• **Aim of the task**: Report the count of lines containing the word "true" in the entries below, and nothing more.

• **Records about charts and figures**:
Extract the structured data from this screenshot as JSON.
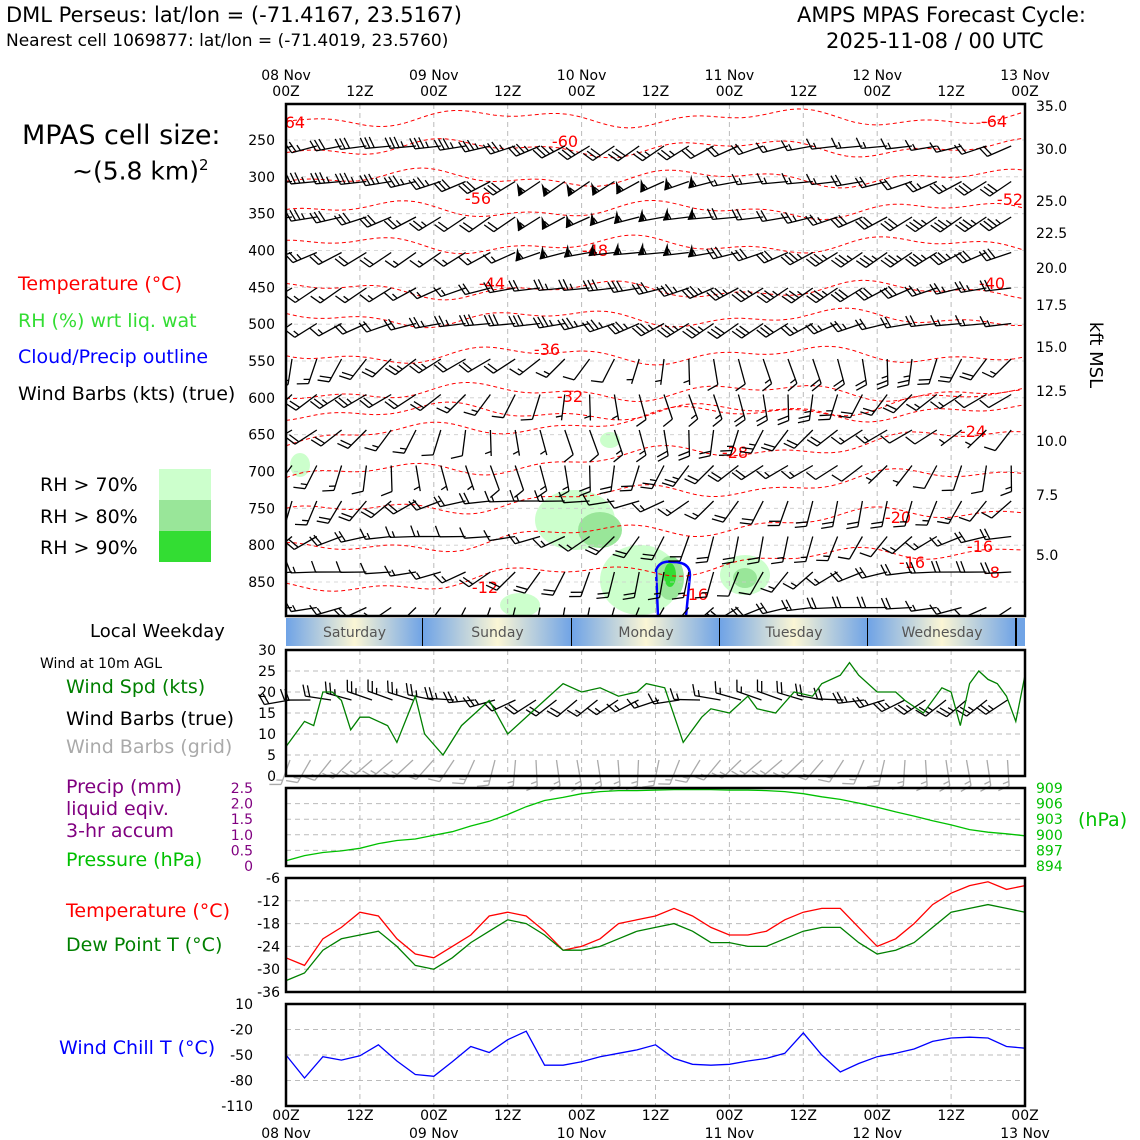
{
  "header": {
    "station": "DML Perseus: lat/lon = (-71.4167, 23.5167)",
    "nearest": "Nearest cell 1069877: lat/lon = (-71.4019, 23.5760)",
    "cycle_line1": "AMPS MPAS Forecast Cycle:",
    "cycle_line2": "2025-11-08 / 00 UTC"
  },
  "cell_size": {
    "line1": "MPAS cell size:",
    "line2": "~(5.8 km)",
    "exponent": "2"
  },
  "legend": {
    "temperature": "Temperature (°C)",
    "rh": "RH (%) wrt liq. wat",
    "cloud": "Cloud/Precip outline",
    "wind": "Wind Barbs (kts) (true)",
    "rh_levels": [
      {
        "label": "RH > 70%",
        "color": "#ccffcc"
      },
      {
        "label": "RH > 80%",
        "color": "#99e699"
      },
      {
        "label": "RH > 90%",
        "color": "#33dd33"
      }
    ]
  },
  "colors": {
    "temperature": "#ff0000",
    "dewpoint": "#008000",
    "pressure": "#00c000",
    "wind_speed": "#008000",
    "precip": "#800080",
    "wind_chill": "#0000ff",
    "grid_barbs": "#aaaaaa"
  },
  "time_axis": {
    "top_dates": [
      "08 Nov",
      "",
      "09 Nov",
      "",
      "10 Nov",
      "",
      "11 Nov",
      "",
      "12 Nov",
      "",
      "13 Nov"
    ],
    "hours": [
      "00Z",
      "12Z",
      "00Z",
      "12Z",
      "00Z",
      "12Z",
      "00Z",
      "12Z",
      "00Z",
      "12Z",
      "00Z"
    ],
    "bottom_dates": [
      "08 Nov",
      "",
      "09 Nov",
      "",
      "10 Nov",
      "",
      "11 Nov",
      "",
      "12 Nov",
      "",
      "13 Nov"
    ]
  },
  "weekday": {
    "title": "Local Weekday",
    "days": [
      "Saturday",
      "Sunday",
      "Monday",
      "Tuesday",
      "Wednesday"
    ]
  },
  "cross_section": {
    "pressure_levels": [
      "250",
      "300",
      "350",
      "400",
      "450",
      "500",
      "550",
      "600",
      "650",
      "700",
      "750",
      "800",
      "850"
    ],
    "height_ticks": [
      "35.0",
      "30.0",
      "25.0",
      "22.5",
      "20.0",
      "17.5",
      "15.0",
      "12.5",
      "10.0",
      "7.5",
      "5.0"
    ],
    "height_label": "kft MSL",
    "contour_labels": [
      "-64",
      "-60",
      "-56",
      "-52",
      "-48",
      "-44",
      "-40",
      "-36",
      "-32",
      "-28",
      "-24",
      "-20",
      "-16",
      "-12",
      "-8",
      "-16",
      "-16",
      "-64"
    ]
  },
  "wind_panel": {
    "title": "Wind at 10m AGL",
    "speed_label": "Wind Spd (kts)",
    "barbs_label": "Wind Barbs (true)",
    "grid_label": "Wind Barbs (grid)"
  },
  "precip_panel": {
    "label1": "Precip (mm)",
    "label2": "liquid eqiv.",
    "label3": "3-hr accum",
    "pressure_label": "Pressure (hPa)",
    "hpa_unit": "(hPa)"
  },
  "temp_panel": {
    "temp_label": "Temperature (°C)",
    "dew_label": "Dew Point T (°C)"
  },
  "chill_panel": {
    "label": "Wind Chill T (°C)"
  },
  "chart_data": [
    {
      "type": "line",
      "title": "Wind at 10m AGL",
      "ylabel": "Wind Spd (kts)",
      "x_hours": [
        0,
        6,
        9,
        12,
        15,
        18,
        21,
        24,
        27,
        33,
        36,
        42,
        45,
        51,
        57,
        66,
        72,
        84,
        90,
        96,
        102,
        108,
        114,
        117,
        123,
        129,
        135,
        138,
        144,
        150,
        153,
        159,
        165,
        171,
        174,
        180,
        183,
        186,
        192,
        198,
        201,
        207,
        213,
        216,
        219,
        222,
        225,
        228,
        231,
        234,
        237,
        240
      ],
      "values": [
        7,
        13,
        12,
        20,
        20,
        18,
        11,
        14,
        14,
        12,
        8,
        19,
        10,
        5,
        12,
        18,
        10,
        18,
        22,
        20,
        21,
        19,
        20,
        22,
        21,
        8,
        14,
        16,
        15,
        19,
        16,
        15,
        20,
        19,
        22,
        24,
        27,
        24,
        20,
        20,
        18,
        15,
        21,
        20,
        12,
        22,
        25,
        23,
        22,
        19,
        13,
        24
      ],
      "ylim": [
        0,
        30
      ],
      "yticks": [
        "0",
        "5",
        "10",
        "15",
        "20",
        "25",
        "30"
      ]
    },
    {
      "type": "line",
      "title": "Pressure",
      "ylabel": "Pressure (hPa)",
      "precip_yticks": [
        "0",
        "0.5",
        "1.0",
        "1.5",
        "2.0",
        "2.5"
      ],
      "pressure_yticks": [
        "894",
        "897",
        "900",
        "903",
        "906",
        "909"
      ],
      "x_hours": [
        0,
        6,
        12,
        18,
        24,
        30,
        36,
        42,
        48,
        54,
        60,
        66,
        72,
        78,
        84,
        90,
        96,
        102,
        108,
        114,
        120,
        126,
        132,
        138,
        144,
        150,
        156,
        162,
        168,
        174,
        180,
        186,
        192,
        198,
        204,
        210,
        216,
        222,
        228,
        234,
        240
      ],
      "values": [
        895,
        896,
        896.6,
        896.9,
        897.4,
        898.3,
        898.9,
        899.2,
        899.9,
        900.6,
        901.7,
        902.6,
        903.9,
        905.4,
        906.6,
        907.2,
        907.9,
        908.3,
        908.5,
        908.5,
        908.6,
        908.7,
        908.7,
        908.7,
        908.6,
        908.6,
        908.5,
        908.3,
        907.9,
        907.3,
        906.8,
        906.1,
        905.3,
        904.4,
        903.6,
        902.7,
        901.9,
        901.0,
        900.5,
        900.2,
        899.8
      ],
      "ylim": [
        894,
        909
      ]
    },
    {
      "type": "line",
      "title": "Temperature / Dew Point",
      "yticks": [
        "-36",
        "-30",
        "-24",
        "-18",
        "-12",
        "-6"
      ],
      "ylim": [
        -36,
        -6
      ],
      "x_hours": [
        0,
        6,
        12,
        18,
        24,
        30,
        36,
        42,
        48,
        54,
        60,
        66,
        72,
        78,
        84,
        90,
        96,
        102,
        108,
        114,
        120,
        126,
        132,
        138,
        144,
        150,
        156,
        162,
        168,
        174,
        180,
        186,
        192,
        198,
        204,
        210,
        216,
        222,
        228,
        234,
        240
      ],
      "series": [
        {
          "name": "Temperature (°C)",
          "values": [
            -27,
            -29,
            -22,
            -19,
            -15,
            -16,
            -22,
            -26,
            -27,
            -24,
            -21,
            -16,
            -15,
            -16,
            -20,
            -25,
            -24,
            -22,
            -18,
            -17,
            -16,
            -14,
            -16,
            -19,
            -21,
            -21,
            -20,
            -17,
            -15,
            -14,
            -14,
            -19,
            -24,
            -22,
            -18,
            -13,
            -10,
            -8,
            -7,
            -9,
            -8
          ],
          "x_hours": [
            0,
            6,
            12,
            18,
            24,
            30,
            36,
            42,
            48,
            54,
            60,
            66,
            72,
            78,
            84,
            90,
            96,
            102,
            108,
            114,
            120,
            126,
            132,
            138,
            144,
            150,
            156,
            162,
            168,
            174,
            180,
            186,
            192,
            198,
            204,
            210,
            216,
            222,
            228,
            234,
            240
          ]
        },
        {
          "name": "Dew Point T (°C)",
          "values": [
            -33,
            -31,
            -25,
            -22,
            -21,
            -20,
            -24,
            -29,
            -30,
            -27,
            -23,
            -20,
            -17,
            -18,
            -21,
            -25,
            -25,
            -24,
            -22,
            -20,
            -19,
            -18,
            -20,
            -23,
            -23,
            -24,
            -24,
            -22,
            -20,
            -19,
            -19,
            -23,
            -26,
            -25,
            -23,
            -19,
            -15,
            -14,
            -13,
            -14,
            -15
          ],
          "x_hours": [
            0,
            6,
            12,
            18,
            24,
            30,
            36,
            42,
            48,
            54,
            60,
            66,
            72,
            78,
            84,
            90,
            96,
            102,
            108,
            114,
            120,
            126,
            132,
            138,
            144,
            150,
            156,
            162,
            168,
            174,
            180,
            186,
            192,
            198,
            204,
            210,
            216,
            222,
            228,
            234,
            240
          ]
        }
      ]
    },
    {
      "type": "line",
      "title": "Wind Chill",
      "ylabel": "Wind Chill T (°C)",
      "yticks": [
        "-110",
        "-80",
        "-50",
        "-20",
        "10"
      ],
      "ylim": [
        -110,
        10
      ],
      "x_hours": [
        0,
        6,
        12,
        18,
        24,
        30,
        36,
        42,
        48,
        54,
        60,
        66,
        72,
        78,
        84,
        90,
        96,
        102,
        108,
        114,
        120,
        126,
        132,
        138,
        144,
        150,
        156,
        162,
        168,
        174,
        180,
        186,
        192,
        198,
        204,
        210,
        216,
        222,
        228,
        234,
        240
      ],
      "values": [
        -50,
        -77,
        -52,
        -56,
        -51,
        -38,
        -57,
        -73,
        -75,
        -58,
        -40,
        -47,
        -32,
        -22,
        -62,
        -62,
        -58,
        -52,
        -48,
        -44,
        -38,
        -54,
        -61,
        -62,
        -61,
        -57,
        -54,
        -48,
        -24,
        -50,
        -70,
        -60,
        -52,
        -48,
        -43,
        -34,
        -30,
        -29,
        -30,
        -40,
        -42
      ]
    }
  ]
}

• **Output of the exercise**: 2